(Data entries for graphics)

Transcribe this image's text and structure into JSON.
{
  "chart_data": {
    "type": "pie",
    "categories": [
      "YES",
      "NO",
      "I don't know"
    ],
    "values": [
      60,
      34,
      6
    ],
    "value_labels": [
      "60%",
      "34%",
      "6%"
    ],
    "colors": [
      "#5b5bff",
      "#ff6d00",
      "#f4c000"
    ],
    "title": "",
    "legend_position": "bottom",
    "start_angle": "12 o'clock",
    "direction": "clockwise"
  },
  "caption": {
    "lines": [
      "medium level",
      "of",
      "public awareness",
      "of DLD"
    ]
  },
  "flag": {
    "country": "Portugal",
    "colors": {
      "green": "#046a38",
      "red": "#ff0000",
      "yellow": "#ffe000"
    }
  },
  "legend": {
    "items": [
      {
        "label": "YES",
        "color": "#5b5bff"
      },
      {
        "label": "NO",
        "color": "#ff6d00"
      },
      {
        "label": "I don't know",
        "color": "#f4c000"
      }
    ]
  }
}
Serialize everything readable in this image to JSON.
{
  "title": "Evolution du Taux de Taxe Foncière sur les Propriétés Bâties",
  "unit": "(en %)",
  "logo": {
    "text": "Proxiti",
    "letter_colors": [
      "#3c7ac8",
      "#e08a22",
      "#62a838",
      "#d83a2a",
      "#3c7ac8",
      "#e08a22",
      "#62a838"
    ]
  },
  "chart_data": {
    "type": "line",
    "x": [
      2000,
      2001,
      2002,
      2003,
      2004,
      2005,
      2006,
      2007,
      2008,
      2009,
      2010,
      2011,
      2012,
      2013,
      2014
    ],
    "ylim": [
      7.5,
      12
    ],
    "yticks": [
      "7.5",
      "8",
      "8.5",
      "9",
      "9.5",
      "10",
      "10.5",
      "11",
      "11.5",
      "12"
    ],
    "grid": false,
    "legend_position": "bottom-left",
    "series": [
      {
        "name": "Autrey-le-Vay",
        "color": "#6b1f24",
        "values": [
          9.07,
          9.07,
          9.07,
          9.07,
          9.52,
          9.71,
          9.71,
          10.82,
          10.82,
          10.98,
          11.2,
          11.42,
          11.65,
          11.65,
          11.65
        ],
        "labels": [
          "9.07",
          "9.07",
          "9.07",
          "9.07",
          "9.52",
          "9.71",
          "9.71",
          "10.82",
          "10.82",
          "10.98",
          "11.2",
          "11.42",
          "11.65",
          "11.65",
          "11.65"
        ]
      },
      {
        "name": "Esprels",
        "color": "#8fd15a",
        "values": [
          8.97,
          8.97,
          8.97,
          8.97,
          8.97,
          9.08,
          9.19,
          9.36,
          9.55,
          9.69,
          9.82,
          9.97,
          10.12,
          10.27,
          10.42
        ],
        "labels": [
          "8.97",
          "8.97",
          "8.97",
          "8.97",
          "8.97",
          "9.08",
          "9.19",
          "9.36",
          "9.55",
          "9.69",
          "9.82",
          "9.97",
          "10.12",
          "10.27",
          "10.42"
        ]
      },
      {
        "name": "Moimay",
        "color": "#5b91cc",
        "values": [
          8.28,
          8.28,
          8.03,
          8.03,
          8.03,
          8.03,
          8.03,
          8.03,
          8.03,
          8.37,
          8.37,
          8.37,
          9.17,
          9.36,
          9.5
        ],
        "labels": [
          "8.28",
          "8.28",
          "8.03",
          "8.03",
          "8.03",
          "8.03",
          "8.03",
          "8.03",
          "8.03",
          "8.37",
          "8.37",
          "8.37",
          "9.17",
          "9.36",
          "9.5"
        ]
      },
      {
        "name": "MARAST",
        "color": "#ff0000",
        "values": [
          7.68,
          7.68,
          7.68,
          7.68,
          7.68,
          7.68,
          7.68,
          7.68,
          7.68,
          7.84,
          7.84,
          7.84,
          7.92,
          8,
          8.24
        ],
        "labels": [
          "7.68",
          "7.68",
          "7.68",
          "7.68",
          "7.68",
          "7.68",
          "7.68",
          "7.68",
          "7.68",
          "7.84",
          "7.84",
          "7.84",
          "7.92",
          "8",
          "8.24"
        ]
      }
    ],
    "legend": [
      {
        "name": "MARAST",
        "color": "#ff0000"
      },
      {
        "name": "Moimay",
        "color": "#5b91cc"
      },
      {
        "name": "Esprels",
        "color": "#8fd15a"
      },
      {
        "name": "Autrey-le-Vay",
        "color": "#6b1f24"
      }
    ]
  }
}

_TASK TO CARRY OUT_.
Output the full listing exactly as it stands.

_SOLUTION TO THIS TASK_.
Transcribe this image's text and structure into JSON.
{
  "chart_data": {
    "type": "pie",
    "categories": [
      "YES",
      "NO",
      "I don't know"
    ],
    "values": [
      60,
      34,
      6
    ],
    "value_labels": [
      "60%",
      "34%",
      "6%"
    ],
    "colors": [
      "#5b5bff",
      "#ff6d00",
      "#f4c000"
    ],
    "title": "",
    "legend_position": "bottom",
    "start_angle": "12 o'clock",
    "direction": "clockwise"
  },
  "caption": {
    "lines": [
      "medium level",
      "of",
      "public awareness",
      "of DLD"
    ]
  },
  "flag": {
    "country": "Portugal",
    "colors": {
      "green": "#046a38",
      "red": "#ff0000",
      "yellow": "#ffe000"
    }
  },
  "legend": {
    "items": [
      {
        "label": "YES",
        "color": "#5b5bff"
      },
      {
        "label": "NO",
        "color": "#ff6d00"
      },
      {
        "label": "I don't know",
        "color": "#f4c000"
      }
    ]
  }
}
Serialize everything readable in this image to JSON.
{
  "title": "Evolution du Taux de Taxe Foncière sur les Propriétés Bâties",
  "unit": "(en %)",
  "logo": {
    "text": "Proxiti",
    "letter_colors": [
      "#3c7ac8",
      "#e08a22",
      "#62a838",
      "#d83a2a",
      "#3c7ac8",
      "#e08a22",
      "#62a838"
    ]
  },
  "chart_data": {
    "type": "line",
    "x": [
      2000,
      2001,
      2002,
      2003,
      2004,
      2005,
      2006,
      2007,
      2008,
      2009,
      2010,
      2011,
      2012,
      2013,
      2014
    ],
    "ylim": [
      7.5,
      12
    ],
    "yticks": [
      "7.5",
      "8",
      "8.5",
      "9",
      "9.5",
      "10",
      "10.5",
      "11",
      "11.5",
      "12"
    ],
    "grid": false,
    "legend_position": "bottom-left",
    "series": [
      {
        "name": "Autrey-le-Vay",
        "color": "#6b1f24",
        "values": [
          9.07,
          9.07,
          9.07,
          9.07,
          9.52,
          9.71,
          9.71,
          10.82,
          10.82,
          10.98,
          11.2,
          11.42,
          11.65,
          11.65,
          11.65
        ],
        "labels": [
          "9.07",
          "9.07",
          "9.07",
          "9.07",
          "9.52",
          "9.71",
          "9.71",
          "10.82",
          "10.82",
          "10.98",
          "11.2",
          "11.42",
          "11.65",
          "11.65",
          "11.65"
        ]
      },
      {
        "name": "Esprels",
        "color": "#8fd15a",
        "values": [
          8.97,
          8.97,
          8.97,
          8.97,
          8.97,
          9.08,
          9.19,
          9.36,
          9.55,
          9.69,
          9.82,
          9.97,
          10.12,
          10.27,
          10.42
        ],
        "labels": [
          "8.97",
          "8.97",
          "8.97",
          "8.97",
          "8.97",
          "9.08",
          "9.19",
          "9.36",
          "9.55",
          "9.69",
          "9.82",
          "9.97",
          "10.12",
          "10.27",
          "10.42"
        ]
      },
      {
        "name": "Moimay",
        "color": "#5b91cc",
        "values": [
          8.28,
          8.28,
          8.03,
          8.03,
          8.03,
          8.03,
          8.03,
          8.03,
          8.03,
          8.37,
          8.37,
          8.37,
          9.17,
          9.36,
          9.5
        ],
        "labels": [
          "8.28",
          "8.28",
          "8.03",
          "8.03",
          "8.03",
          "8.03",
          "8.03",
          "8.03",
          "8.03",
          "8.37",
          "8.37",
          "8.37",
          "9.17",
          "9.36",
          "9.5"
        ]
      },
      {
        "name": "MARAST",
        "color": "#ff0000",
        "values": [
          7.68,
          7.68,
          7.68,
          7.68,
          7.68,
          7.68,
          7.68,
          7.68,
          7.68,
          7.84,
          7.84,
          7.84,
          7.92,
          8,
          8.24
        ],
        "labels": [
          "7.68",
          "7.68",
          "7.68",
          "7.68",
          "7.68",
          "7.68",
          "7.68",
          "7.68",
          "7.68",
          "7.84",
          "7.84",
          "7.84",
          "7.92",
          "8",
          "8.24"
        ]
      }
    ],
    "legend": [
      {
        "name": "MARAST",
        "color": "#ff0000"
      },
      {
        "name": "Moimay",
        "color": "#5b91cc"
      },
      {
        "name": "Esprels",
        "color": "#8fd15a"
      },
      {
        "name": "Autrey-le-Vay",
        "color": "#6b1f24"
      }
    ]
  }
}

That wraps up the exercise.